## Start RECORDS PROVIDED

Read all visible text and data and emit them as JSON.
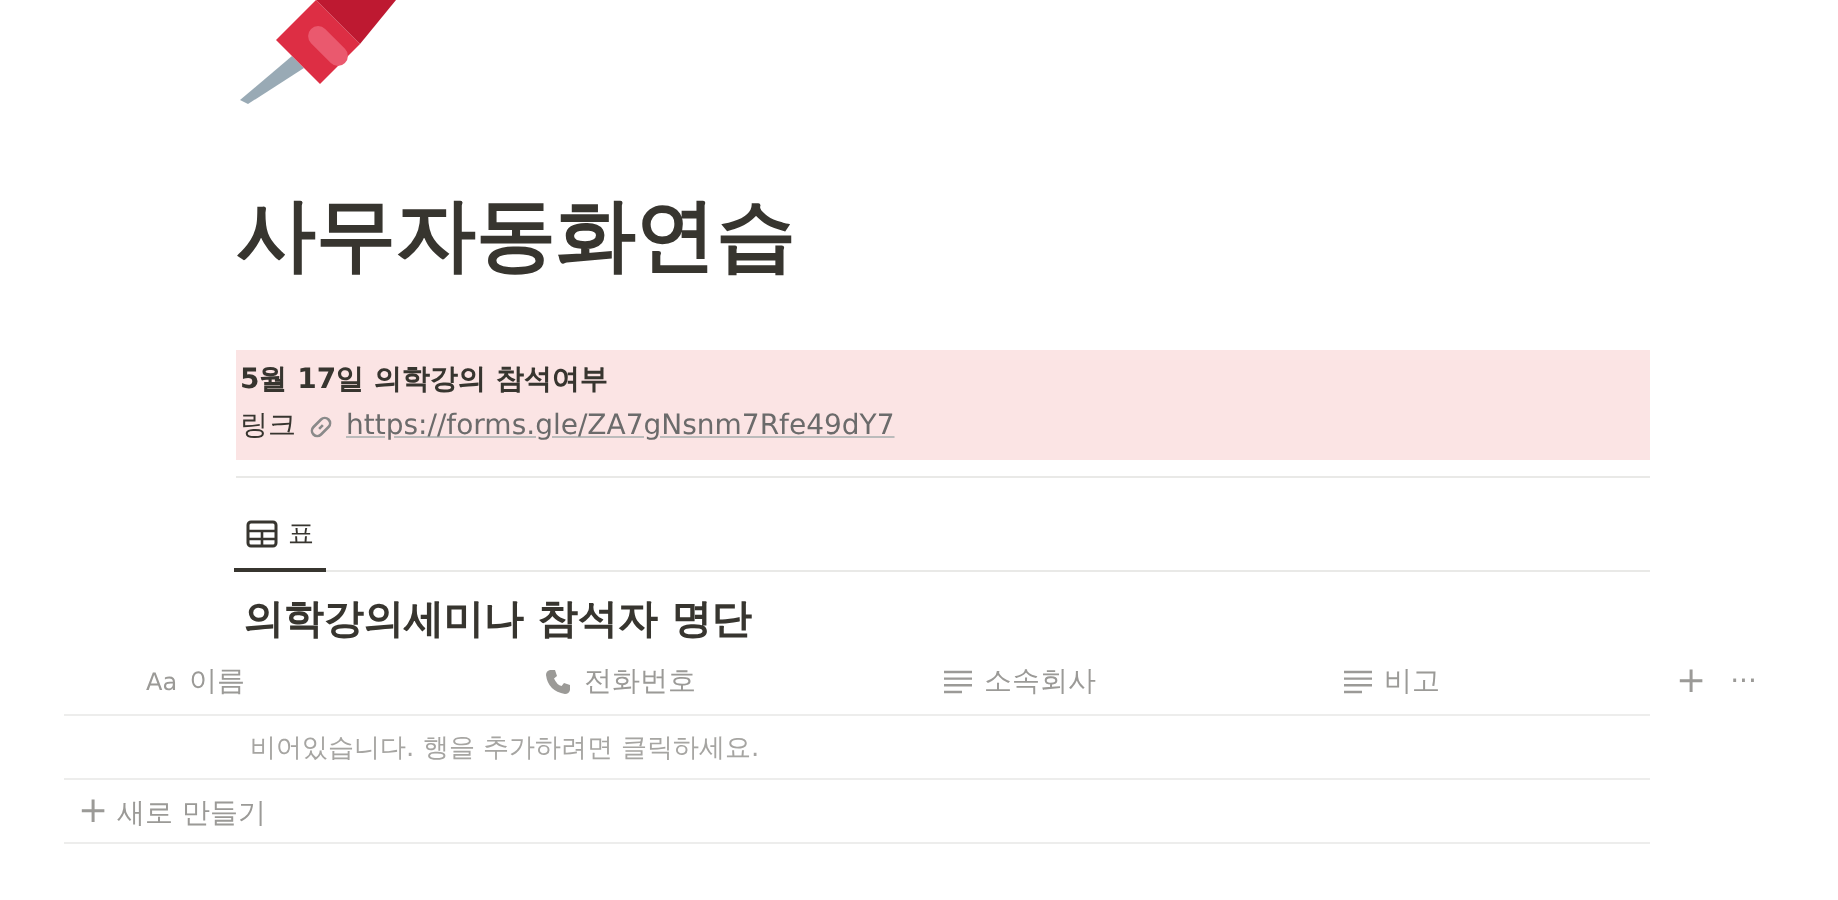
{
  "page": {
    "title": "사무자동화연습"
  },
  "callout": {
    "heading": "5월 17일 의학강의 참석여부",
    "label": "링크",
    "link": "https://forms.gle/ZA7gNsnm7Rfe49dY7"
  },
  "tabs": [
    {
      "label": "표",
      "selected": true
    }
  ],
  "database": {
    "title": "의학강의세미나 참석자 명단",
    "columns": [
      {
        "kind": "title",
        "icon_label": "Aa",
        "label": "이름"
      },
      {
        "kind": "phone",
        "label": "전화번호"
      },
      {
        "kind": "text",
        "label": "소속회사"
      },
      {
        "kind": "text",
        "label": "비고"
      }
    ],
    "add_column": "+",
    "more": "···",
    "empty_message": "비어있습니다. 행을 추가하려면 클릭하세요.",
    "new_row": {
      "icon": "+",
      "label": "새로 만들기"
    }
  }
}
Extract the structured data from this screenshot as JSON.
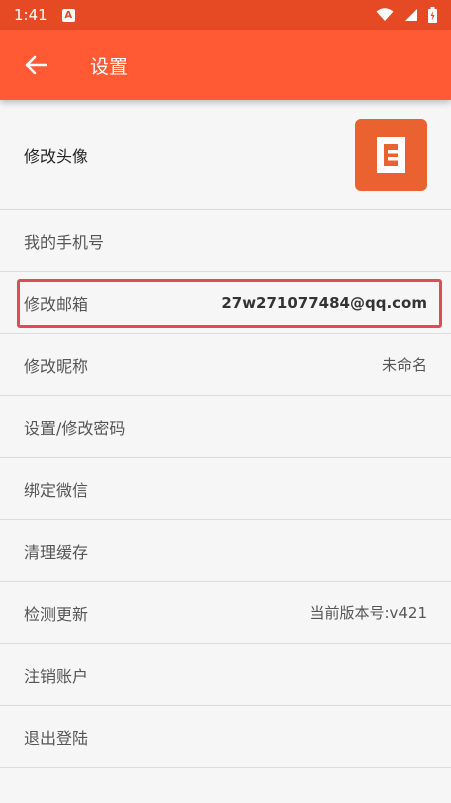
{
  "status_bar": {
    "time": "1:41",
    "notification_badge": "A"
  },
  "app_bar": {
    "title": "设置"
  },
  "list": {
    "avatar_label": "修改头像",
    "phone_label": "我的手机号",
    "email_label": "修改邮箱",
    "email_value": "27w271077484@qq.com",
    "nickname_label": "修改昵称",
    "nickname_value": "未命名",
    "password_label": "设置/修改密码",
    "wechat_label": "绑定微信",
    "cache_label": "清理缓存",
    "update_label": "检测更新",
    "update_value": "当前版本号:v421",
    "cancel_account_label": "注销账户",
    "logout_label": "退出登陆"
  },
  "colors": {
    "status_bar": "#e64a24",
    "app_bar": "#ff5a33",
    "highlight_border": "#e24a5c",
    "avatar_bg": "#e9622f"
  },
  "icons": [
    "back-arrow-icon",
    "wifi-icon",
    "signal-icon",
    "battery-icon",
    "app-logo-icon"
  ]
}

## End RECORDS PROVIDED

> OBJECTIVE:
Send back the data above word for word, with the pictures left out.

> EXERCISE RESULT:
Read all visible text and data and emit them as JSON.
{
  "page": {
    "title": "사무자동화연습"
  },
  "callout": {
    "heading": "5월 17일 의학강의 참석여부",
    "label": "링크",
    "link": "https://forms.gle/ZA7gNsnm7Rfe49dY7"
  },
  "tabs": [
    {
      "label": "표",
      "selected": true
    }
  ],
  "database": {
    "title": "의학강의세미나 참석자 명단",
    "columns": [
      {
        "kind": "title",
        "icon_label": "Aa",
        "label": "이름"
      },
      {
        "kind": "phone",
        "label": "전화번호"
      },
      {
        "kind": "text",
        "label": "소속회사"
      },
      {
        "kind": "text",
        "label": "비고"
      }
    ],
    "add_column": "+",
    "more": "···",
    "empty_message": "비어있습니다. 행을 추가하려면 클릭하세요.",
    "new_row": {
      "icon": "+",
      "label": "새로 만들기"
    }
  }
}
Extract the structured data from this screenshot as JSON.
{
  "status_bar": {
    "time": "1:41",
    "notification_badge": "A"
  },
  "app_bar": {
    "title": "设置"
  },
  "list": {
    "avatar_label": "修改头像",
    "phone_label": "我的手机号",
    "email_label": "修改邮箱",
    "email_value": "27w271077484@qq.com",
    "nickname_label": "修改昵称",
    "nickname_value": "未命名",
    "password_label": "设置/修改密码",
    "wechat_label": "绑定微信",
    "cache_label": "清理缓存",
    "update_label": "检测更新",
    "update_value": "当前版本号:v421",
    "cancel_account_label": "注销账户",
    "logout_label": "退出登陆"
  },
  "colors": {
    "status_bar": "#e64a24",
    "app_bar": "#ff5a33",
    "highlight_border": "#e24a5c",
    "avatar_bg": "#e9622f"
  },
  "icons": [
    "back-arrow-icon",
    "wifi-icon",
    "signal-icon",
    "battery-icon",
    "app-logo-icon"
  ]
}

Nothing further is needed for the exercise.